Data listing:
>> Begin

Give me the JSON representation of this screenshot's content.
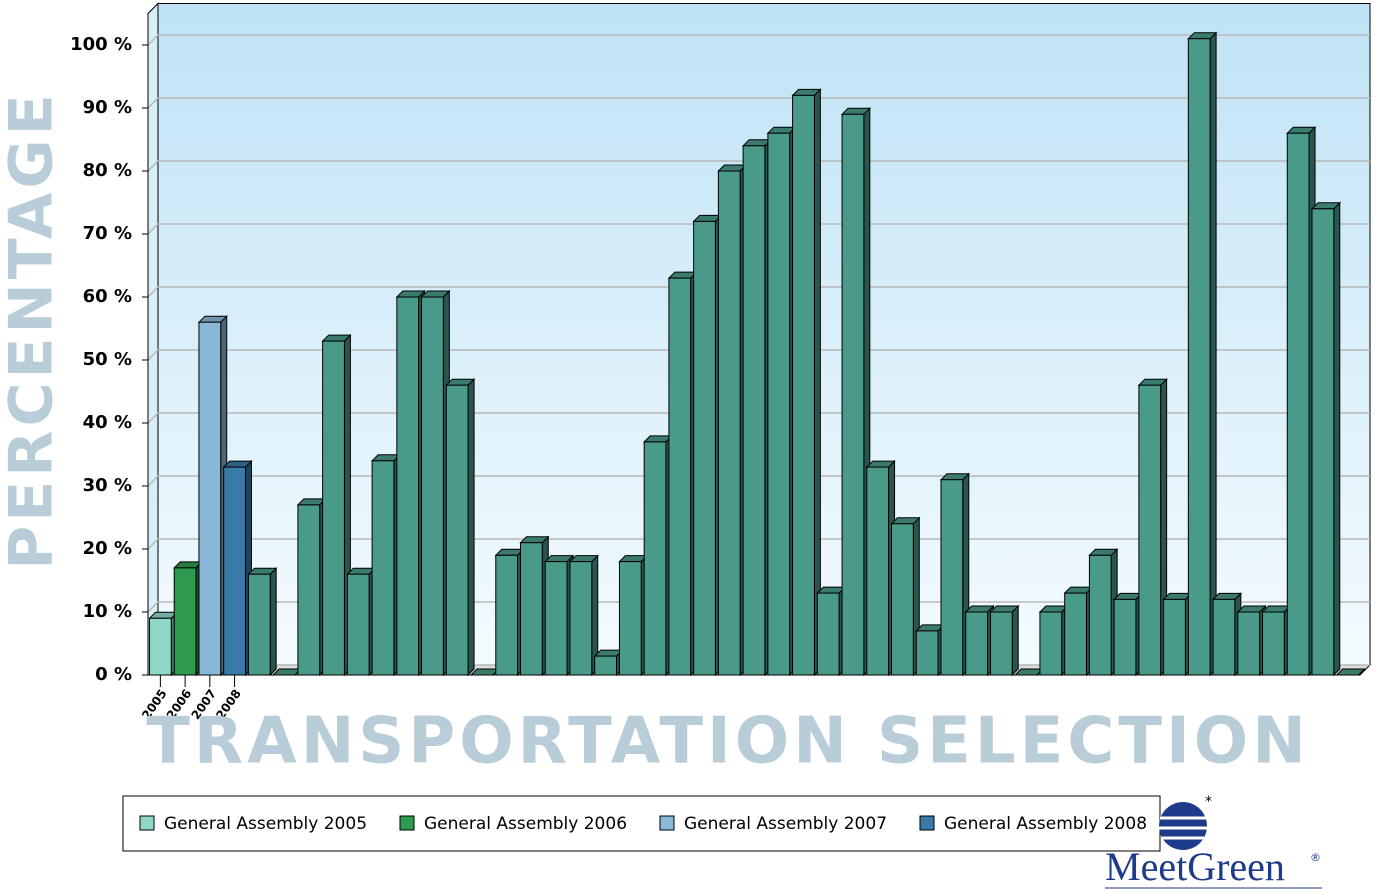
{
  "chart_data": {
    "type": "bar",
    "y_title": "PERCENTAGE",
    "x_title": "TRANSPORTATION SELECTION",
    "categories": [
      "2005",
      "2006",
      "2007",
      "2008",
      null,
      null,
      null,
      null,
      null,
      null,
      null,
      null,
      null,
      null,
      null,
      null,
      null,
      null,
      null,
      null,
      null,
      null,
      null,
      null,
      null,
      null,
      null,
      null,
      null,
      null,
      null,
      null,
      null,
      null,
      null,
      null,
      null,
      null,
      null,
      null,
      null,
      null,
      null,
      null,
      null,
      null,
      null,
      null,
      null
    ],
    "values": [
      9,
      17,
      56,
      33,
      16,
      0,
      27,
      53,
      16,
      34,
      60,
      60,
      46,
      0,
      19,
      21,
      18,
      18,
      3,
      18,
      37,
      63,
      72,
      80,
      84,
      86,
      92,
      13,
      89,
      33,
      24,
      7,
      31,
      10,
      10,
      0,
      10,
      13,
      19,
      12,
      46,
      12,
      101,
      12,
      10,
      10,
      86,
      74,
      0
    ],
    "colors": [
      "#8fd8c8",
      "#2e9a50",
      "#8ab8d8",
      "#3a7aa8"
    ],
    "default_color": "#4a9a8a",
    "legend": [
      {
        "name": "General Assembly 2005",
        "color": "#8fd8c8"
      },
      {
        "name": "General Assembly 2006",
        "color": "#2e9a50"
      },
      {
        "name": "General Assembly 2007",
        "color": "#8ab8d8"
      },
      {
        "name": "General Assembly 2008",
        "color": "#3a7aa8"
      }
    ],
    "ylim": [
      0,
      105
    ],
    "yticks": [
      {
        "value": 0,
        "label": "0 %"
      },
      {
        "value": 10,
        "label": "10 %"
      },
      {
        "value": 20,
        "label": "20 %"
      },
      {
        "value": 30,
        "label": "30 %"
      },
      {
        "value": 40,
        "label": "40 %"
      },
      {
        "value": 50,
        "label": "50 %"
      },
      {
        "value": 60,
        "label": "60 %"
      },
      {
        "value": 70,
        "label": "70 %"
      },
      {
        "value": 80,
        "label": "80 %"
      },
      {
        "value": 90,
        "label": "90 %"
      },
      {
        "value": 100,
        "label": "100 %"
      }
    ],
    "grid": true,
    "logo": "MeetGreen",
    "logo_mark": "®"
  }
}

>> End

- The task -
Copy out each line word for word, please, skipping the images.

- Answer in full -
Give me the JSON representation of this screenshot's content.
{
  "chart_data": {
    "type": "bar",
    "y_title": "PERCENTAGE",
    "x_title": "TRANSPORTATION SELECTION",
    "categories": [
      "2005",
      "2006",
      "2007",
      "2008",
      null,
      null,
      null,
      null,
      null,
      null,
      null,
      null,
      null,
      null,
      null,
      null,
      null,
      null,
      null,
      null,
      null,
      null,
      null,
      null,
      null,
      null,
      null,
      null,
      null,
      null,
      null,
      null,
      null,
      null,
      null,
      null,
      null,
      null,
      null,
      null,
      null,
      null,
      null,
      null,
      null,
      null,
      null,
      null,
      null
    ],
    "values": [
      9,
      17,
      56,
      33,
      16,
      0,
      27,
      53,
      16,
      34,
      60,
      60,
      46,
      0,
      19,
      21,
      18,
      18,
      3,
      18,
      37,
      63,
      72,
      80,
      84,
      86,
      92,
      13,
      89,
      33,
      24,
      7,
      31,
      10,
      10,
      0,
      10,
      13,
      19,
      12,
      46,
      12,
      101,
      12,
      10,
      10,
      86,
      74,
      0
    ],
    "colors": [
      "#8fd8c8",
      "#2e9a50",
      "#8ab8d8",
      "#3a7aa8"
    ],
    "default_color": "#4a9a8a",
    "legend": [
      {
        "name": "General Assembly 2005",
        "color": "#8fd8c8"
      },
      {
        "name": "General Assembly 2006",
        "color": "#2e9a50"
      },
      {
        "name": "General Assembly 2007",
        "color": "#8ab8d8"
      },
      {
        "name": "General Assembly 2008",
        "color": "#3a7aa8"
      }
    ],
    "ylim": [
      0,
      105
    ],
    "yticks": [
      {
        "value": 0,
        "label": "0 %"
      },
      {
        "value": 10,
        "label": "10 %"
      },
      {
        "value": 20,
        "label": "20 %"
      },
      {
        "value": 30,
        "label": "30 %"
      },
      {
        "value": 40,
        "label": "40 %"
      },
      {
        "value": 50,
        "label": "50 %"
      },
      {
        "value": 60,
        "label": "60 %"
      },
      {
        "value": 70,
        "label": "70 %"
      },
      {
        "value": 80,
        "label": "80 %"
      },
      {
        "value": 90,
        "label": "90 %"
      },
      {
        "value": 100,
        "label": "100 %"
      }
    ],
    "grid": true,
    "logo": "MeetGreen",
    "logo_mark": "®"
  }
}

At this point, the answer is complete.